▶ _Problem details_
Transcribe the material in full. Nothing should differ except that the pictures are left out.

———

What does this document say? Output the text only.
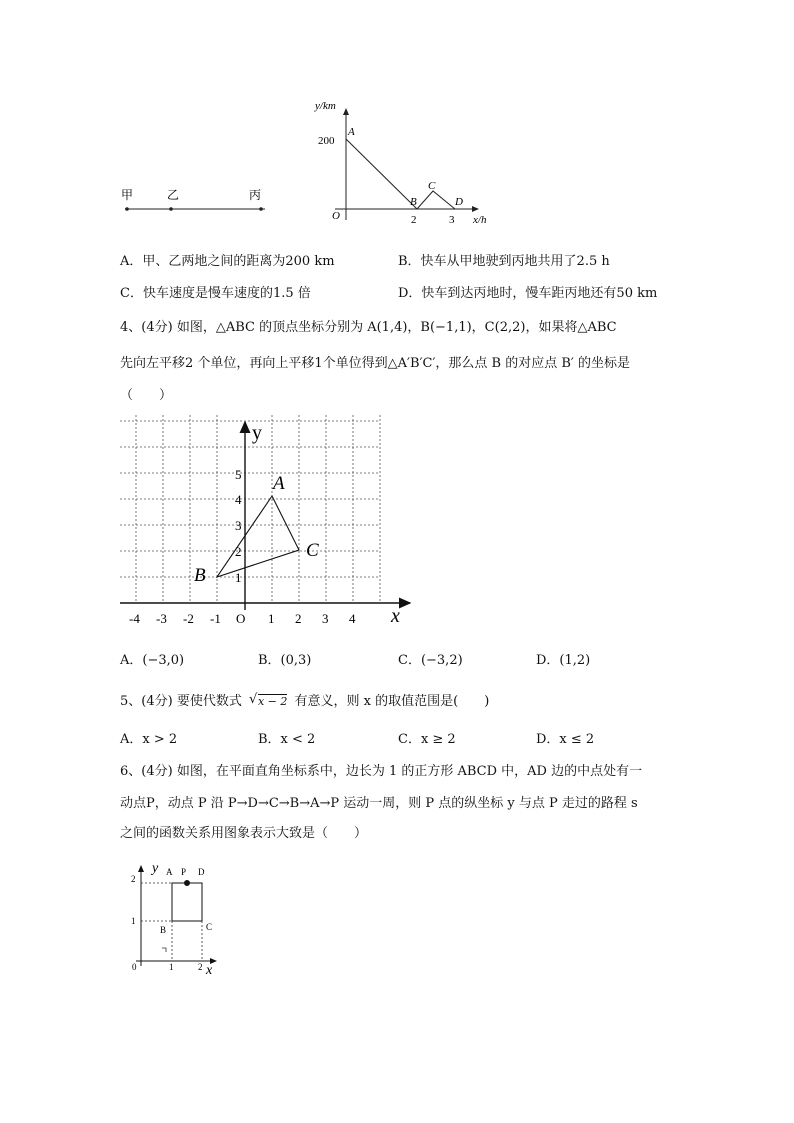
甲	乙	丙
y/km
x/h
O
200
2	3
A
B
C
D
A．甲、乙两地之间的距离为200 km	B．快车从甲地驶到丙地共用了2.5 h
C．快车速度是慢车速度的1.5 倍	D．快车到达丙地时，慢车距丙地还有50 km
4、(4分) 如图，△ABC 的顶点坐标分别为 A(1,4)，B(−1,1)，C(2,2)，如果将△ABC
先向左平移2 个单位，再向上平移1个单位得到△A′B′C′，那么点 B 的对应点 B′ 的坐标是
（　　）
y
x
O
-4 -3 -2 -1	1 2 3 4
1
2
3
4
5 A
B
C
A．(−3,0)	B．(0,3)	C．(−3,2)	D．(1,2)
5、(4分) 要使代数式 √ x − 2 有意义，则 x 的取值范围是(　　)
A．x > 2	B．x < 2	C．x ≥ 2	D．x ≤ 2
6、(4分) 如图，在平面直角坐标系中，边长为 1 的正方形 ABCD 中，AD 边的中点处有一
动点P，动点 P 沿 P→D→C→B→A→P 运动一周，则 P 点的纵坐标 y 与点 P 走过的路程 s
之间的函数关系用图象表示大致是（　　）
y
x
0	1	2
1
2
A P D
B	C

———

▶ _Solved exercise_
What does this document say? Output the text only.
甲	乙	丙
y/km
x/h
O
200
2	3
A
B
C
D
A．甲、乙两地之间的距离为200 km	B．快车从甲地驶到丙地共用了2.5 h
C．快车速度是慢车速度的1.5 倍	D．快车到达丙地时，慢车距丙地还有50 km
4、(4分) 如图，△ABC 的顶点坐标分别为 A(1,4)，B(−1,1)，C(2,2)，如果将△ABC
先向左平移2 个单位，再向上平移1个单位得到△A′B′C′，那么点 B 的对应点 B′ 的坐标是
（　　）
y
x
O
-4 -3 -2 -1	1 2 3 4
1
2
3
4
5 A
B
C
A．(−3,0)	B．(0,3)	C．(−3,2)	D．(1,2)
5、(4分) 要使代数式 √ x − 2 有意义，则 x 的取值范围是(　　)
A．x > 2	B．x < 2	C．x ≥ 2	D．x ≤ 2
6、(4分) 如图，在平面直角坐标系中，边长为 1 的正方形 ABCD 中，AD 边的中点处有一
动点P，动点 P 沿 P→D→C→B→A→P 运动一周，则 P 点的纵坐标 y 与点 P 走过的路程 s
之间的函数关系用图象表示大致是（　　）
y
x
0	1	2
1
2
A P D
B	C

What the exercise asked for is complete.